◆ **EXERCISE OBJECTIVE**
Copy every entry exactly.

++++ INPUT DATA ++++

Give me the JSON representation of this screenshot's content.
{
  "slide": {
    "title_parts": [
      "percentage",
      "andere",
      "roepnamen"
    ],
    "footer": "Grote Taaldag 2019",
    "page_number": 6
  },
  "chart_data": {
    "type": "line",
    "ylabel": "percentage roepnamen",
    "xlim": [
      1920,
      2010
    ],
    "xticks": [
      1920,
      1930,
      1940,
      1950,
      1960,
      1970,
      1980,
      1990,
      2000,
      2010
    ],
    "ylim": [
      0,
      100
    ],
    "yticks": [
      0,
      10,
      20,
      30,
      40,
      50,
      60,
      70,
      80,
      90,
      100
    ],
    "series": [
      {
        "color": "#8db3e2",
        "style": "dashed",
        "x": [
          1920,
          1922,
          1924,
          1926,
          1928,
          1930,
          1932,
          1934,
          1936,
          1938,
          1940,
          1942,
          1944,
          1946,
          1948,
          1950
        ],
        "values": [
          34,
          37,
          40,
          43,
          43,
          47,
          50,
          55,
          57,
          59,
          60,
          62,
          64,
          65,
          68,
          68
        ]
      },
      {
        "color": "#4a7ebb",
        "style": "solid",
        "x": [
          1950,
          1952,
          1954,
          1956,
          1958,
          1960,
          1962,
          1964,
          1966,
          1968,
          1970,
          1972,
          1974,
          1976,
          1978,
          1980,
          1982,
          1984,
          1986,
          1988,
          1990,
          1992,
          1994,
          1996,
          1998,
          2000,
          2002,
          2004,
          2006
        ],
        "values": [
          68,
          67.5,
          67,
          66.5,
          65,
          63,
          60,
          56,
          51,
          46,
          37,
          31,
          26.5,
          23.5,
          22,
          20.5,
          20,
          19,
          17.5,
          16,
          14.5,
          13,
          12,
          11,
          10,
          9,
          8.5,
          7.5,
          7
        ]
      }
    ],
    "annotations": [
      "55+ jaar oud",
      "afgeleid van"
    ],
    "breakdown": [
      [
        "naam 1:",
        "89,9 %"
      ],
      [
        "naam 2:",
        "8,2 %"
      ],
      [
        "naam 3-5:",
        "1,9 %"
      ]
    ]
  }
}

++++

◆ **ANSWER FOR THIS EXERCISE**
Give me the JSON representation of this screenshot's content.
{
  "slide": {
    "title_parts": [
      "percentage",
      "andere",
      "roepnamen"
    ],
    "footer": "Grote Taaldag 2019",
    "page_number": 6
  },
  "chart_data": {
    "type": "line",
    "ylabel": "percentage roepnamen",
    "xlim": [
      1920,
      2010
    ],
    "xticks": [
      1920,
      1930,
      1940,
      1950,
      1960,
      1970,
      1980,
      1990,
      2000,
      2010
    ],
    "ylim": [
      0,
      100
    ],
    "yticks": [
      0,
      10,
      20,
      30,
      40,
      50,
      60,
      70,
      80,
      90,
      100
    ],
    "series": [
      {
        "color": "#8db3e2",
        "style": "dashed",
        "x": [
          1920,
          1922,
          1924,
          1926,
          1928,
          1930,
          1932,
          1934,
          1936,
          1938,
          1940,
          1942,
          1944,
          1946,
          1948,
          1950
        ],
        "values": [
          34,
          37,
          40,
          43,
          43,
          47,
          50,
          55,
          57,
          59,
          60,
          62,
          64,
          65,
          68,
          68
        ]
      },
      {
        "color": "#4a7ebb",
        "style": "solid",
        "x": [
          1950,
          1952,
          1954,
          1956,
          1958,
          1960,
          1962,
          1964,
          1966,
          1968,
          1970,
          1972,
          1974,
          1976,
          1978,
          1980,
          1982,
          1984,
          1986,
          1988,
          1990,
          1992,
          1994,
          1996,
          1998,
          2000,
          2002,
          2004,
          2006
        ],
        "values": [
          68,
          67.5,
          67,
          66.5,
          65,
          63,
          60,
          56,
          51,
          46,
          37,
          31,
          26.5,
          23.5,
          22,
          20.5,
          20,
          19,
          17.5,
          16,
          14.5,
          13,
          12,
          11,
          10,
          9,
          8.5,
          7.5,
          7
        ]
      }
    ],
    "annotations": [
      "55+ jaar oud",
      "afgeleid van"
    ],
    "breakdown": [
      [
        "naam 1:",
        "89,9 %"
      ],
      [
        "naam 2:",
        "8,2 %"
      ],
      [
        "naam 3-5:",
        "1,9 %"
      ]
    ]
  }
}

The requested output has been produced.